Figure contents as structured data

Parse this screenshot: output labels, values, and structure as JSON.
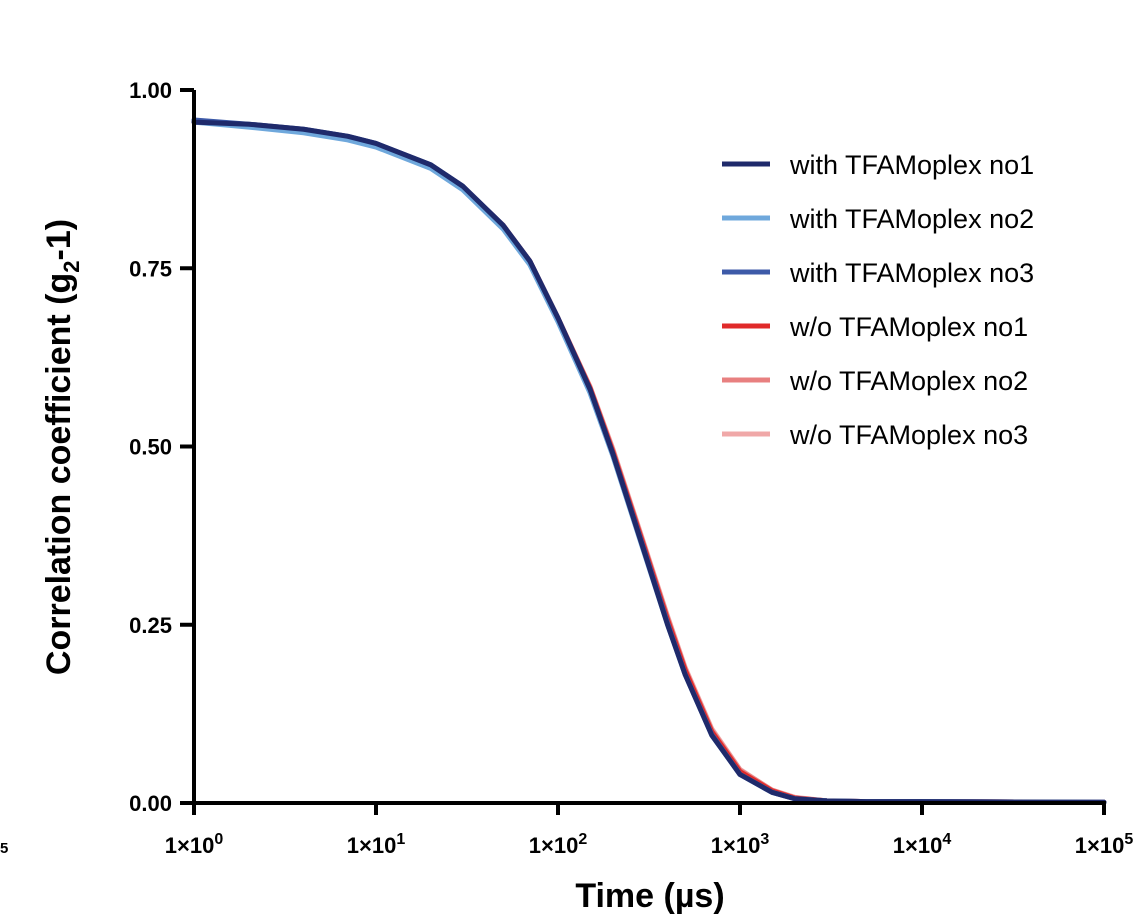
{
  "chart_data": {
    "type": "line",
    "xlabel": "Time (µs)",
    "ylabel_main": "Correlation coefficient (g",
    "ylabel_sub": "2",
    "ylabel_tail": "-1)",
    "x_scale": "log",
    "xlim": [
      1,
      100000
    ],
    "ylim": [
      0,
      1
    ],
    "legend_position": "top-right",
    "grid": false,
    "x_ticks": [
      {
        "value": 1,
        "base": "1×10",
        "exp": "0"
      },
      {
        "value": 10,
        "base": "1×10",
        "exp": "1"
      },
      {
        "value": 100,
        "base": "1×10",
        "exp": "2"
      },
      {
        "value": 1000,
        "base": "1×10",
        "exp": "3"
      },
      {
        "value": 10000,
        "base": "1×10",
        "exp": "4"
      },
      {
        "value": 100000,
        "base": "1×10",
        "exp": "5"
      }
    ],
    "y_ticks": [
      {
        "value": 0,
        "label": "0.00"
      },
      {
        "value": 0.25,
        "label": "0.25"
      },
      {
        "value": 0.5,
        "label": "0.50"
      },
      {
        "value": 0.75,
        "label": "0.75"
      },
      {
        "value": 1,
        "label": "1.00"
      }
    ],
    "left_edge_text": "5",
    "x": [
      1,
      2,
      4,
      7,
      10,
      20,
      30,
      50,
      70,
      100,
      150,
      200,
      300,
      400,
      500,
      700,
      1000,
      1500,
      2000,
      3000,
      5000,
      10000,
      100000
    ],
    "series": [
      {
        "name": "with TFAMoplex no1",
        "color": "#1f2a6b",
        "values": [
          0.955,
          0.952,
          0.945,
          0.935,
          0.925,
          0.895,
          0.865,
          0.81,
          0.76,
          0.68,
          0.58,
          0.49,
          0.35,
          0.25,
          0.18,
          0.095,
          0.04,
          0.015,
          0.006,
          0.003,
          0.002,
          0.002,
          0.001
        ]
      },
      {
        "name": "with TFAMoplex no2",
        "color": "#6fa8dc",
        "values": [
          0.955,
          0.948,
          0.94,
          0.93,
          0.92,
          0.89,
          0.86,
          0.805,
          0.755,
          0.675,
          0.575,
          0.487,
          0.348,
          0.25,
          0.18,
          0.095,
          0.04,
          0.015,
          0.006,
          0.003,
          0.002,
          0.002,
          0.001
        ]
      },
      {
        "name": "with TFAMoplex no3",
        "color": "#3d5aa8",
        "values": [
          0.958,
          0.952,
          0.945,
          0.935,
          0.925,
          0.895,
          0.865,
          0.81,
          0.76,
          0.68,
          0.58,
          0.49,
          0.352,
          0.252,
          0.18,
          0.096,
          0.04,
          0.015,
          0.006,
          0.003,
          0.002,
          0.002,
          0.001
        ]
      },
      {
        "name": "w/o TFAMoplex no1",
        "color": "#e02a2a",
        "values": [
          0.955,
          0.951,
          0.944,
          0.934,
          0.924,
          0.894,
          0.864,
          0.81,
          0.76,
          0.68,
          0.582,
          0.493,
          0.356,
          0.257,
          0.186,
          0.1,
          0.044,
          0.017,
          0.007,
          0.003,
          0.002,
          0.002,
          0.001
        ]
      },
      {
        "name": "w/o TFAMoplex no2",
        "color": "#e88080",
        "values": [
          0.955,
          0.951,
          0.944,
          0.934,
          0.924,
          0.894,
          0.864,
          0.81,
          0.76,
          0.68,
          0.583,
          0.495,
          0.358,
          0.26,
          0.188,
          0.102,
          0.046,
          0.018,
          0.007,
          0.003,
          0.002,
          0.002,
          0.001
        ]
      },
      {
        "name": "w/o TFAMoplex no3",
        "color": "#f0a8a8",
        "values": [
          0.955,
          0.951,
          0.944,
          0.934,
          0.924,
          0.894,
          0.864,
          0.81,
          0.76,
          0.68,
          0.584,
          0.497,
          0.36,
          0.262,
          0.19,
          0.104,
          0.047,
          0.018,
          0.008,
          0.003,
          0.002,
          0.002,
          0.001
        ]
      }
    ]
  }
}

=== Given instruction ===
Write out each entry exactly as given, but skip the pictures.

=== Full response ===
Parse this screenshot: output labels, values, and structure as JSON.
{
  "chart_data": {
    "type": "line",
    "xlabel": "Time (µs)",
    "ylabel_main": "Correlation coefficient (g",
    "ylabel_sub": "2",
    "ylabel_tail": "-1)",
    "x_scale": "log",
    "xlim": [
      1,
      100000
    ],
    "ylim": [
      0,
      1
    ],
    "legend_position": "top-right",
    "grid": false,
    "x_ticks": [
      {
        "value": 1,
        "base": "1×10",
        "exp": "0"
      },
      {
        "value": 10,
        "base": "1×10",
        "exp": "1"
      },
      {
        "value": 100,
        "base": "1×10",
        "exp": "2"
      },
      {
        "value": 1000,
        "base": "1×10",
        "exp": "3"
      },
      {
        "value": 10000,
        "base": "1×10",
        "exp": "4"
      },
      {
        "value": 100000,
        "base": "1×10",
        "exp": "5"
      }
    ],
    "y_ticks": [
      {
        "value": 0,
        "label": "0.00"
      },
      {
        "value": 0.25,
        "label": "0.25"
      },
      {
        "value": 0.5,
        "label": "0.50"
      },
      {
        "value": 0.75,
        "label": "0.75"
      },
      {
        "value": 1,
        "label": "1.00"
      }
    ],
    "left_edge_text": "5",
    "x": [
      1,
      2,
      4,
      7,
      10,
      20,
      30,
      50,
      70,
      100,
      150,
      200,
      300,
      400,
      500,
      700,
      1000,
      1500,
      2000,
      3000,
      5000,
      10000,
      100000
    ],
    "series": [
      {
        "name": "with TFAMoplex no1",
        "color": "#1f2a6b",
        "values": [
          0.955,
          0.952,
          0.945,
          0.935,
          0.925,
          0.895,
          0.865,
          0.81,
          0.76,
          0.68,
          0.58,
          0.49,
          0.35,
          0.25,
          0.18,
          0.095,
          0.04,
          0.015,
          0.006,
          0.003,
          0.002,
          0.002,
          0.001
        ]
      },
      {
        "name": "with TFAMoplex no2",
        "color": "#6fa8dc",
        "values": [
          0.955,
          0.948,
          0.94,
          0.93,
          0.92,
          0.89,
          0.86,
          0.805,
          0.755,
          0.675,
          0.575,
          0.487,
          0.348,
          0.25,
          0.18,
          0.095,
          0.04,
          0.015,
          0.006,
          0.003,
          0.002,
          0.002,
          0.001
        ]
      },
      {
        "name": "with TFAMoplex no3",
        "color": "#3d5aa8",
        "values": [
          0.958,
          0.952,
          0.945,
          0.935,
          0.925,
          0.895,
          0.865,
          0.81,
          0.76,
          0.68,
          0.58,
          0.49,
          0.352,
          0.252,
          0.18,
          0.096,
          0.04,
          0.015,
          0.006,
          0.003,
          0.002,
          0.002,
          0.001
        ]
      },
      {
        "name": "w/o TFAMoplex no1",
        "color": "#e02a2a",
        "values": [
          0.955,
          0.951,
          0.944,
          0.934,
          0.924,
          0.894,
          0.864,
          0.81,
          0.76,
          0.68,
          0.582,
          0.493,
          0.356,
          0.257,
          0.186,
          0.1,
          0.044,
          0.017,
          0.007,
          0.003,
          0.002,
          0.002,
          0.001
        ]
      },
      {
        "name": "w/o TFAMoplex no2",
        "color": "#e88080",
        "values": [
          0.955,
          0.951,
          0.944,
          0.934,
          0.924,
          0.894,
          0.864,
          0.81,
          0.76,
          0.68,
          0.583,
          0.495,
          0.358,
          0.26,
          0.188,
          0.102,
          0.046,
          0.018,
          0.007,
          0.003,
          0.002,
          0.002,
          0.001
        ]
      },
      {
        "name": "w/o TFAMoplex no3",
        "color": "#f0a8a8",
        "values": [
          0.955,
          0.951,
          0.944,
          0.934,
          0.924,
          0.894,
          0.864,
          0.81,
          0.76,
          0.68,
          0.584,
          0.497,
          0.36,
          0.262,
          0.19,
          0.104,
          0.047,
          0.018,
          0.008,
          0.003,
          0.002,
          0.002,
          0.001
        ]
      }
    ]
  }
}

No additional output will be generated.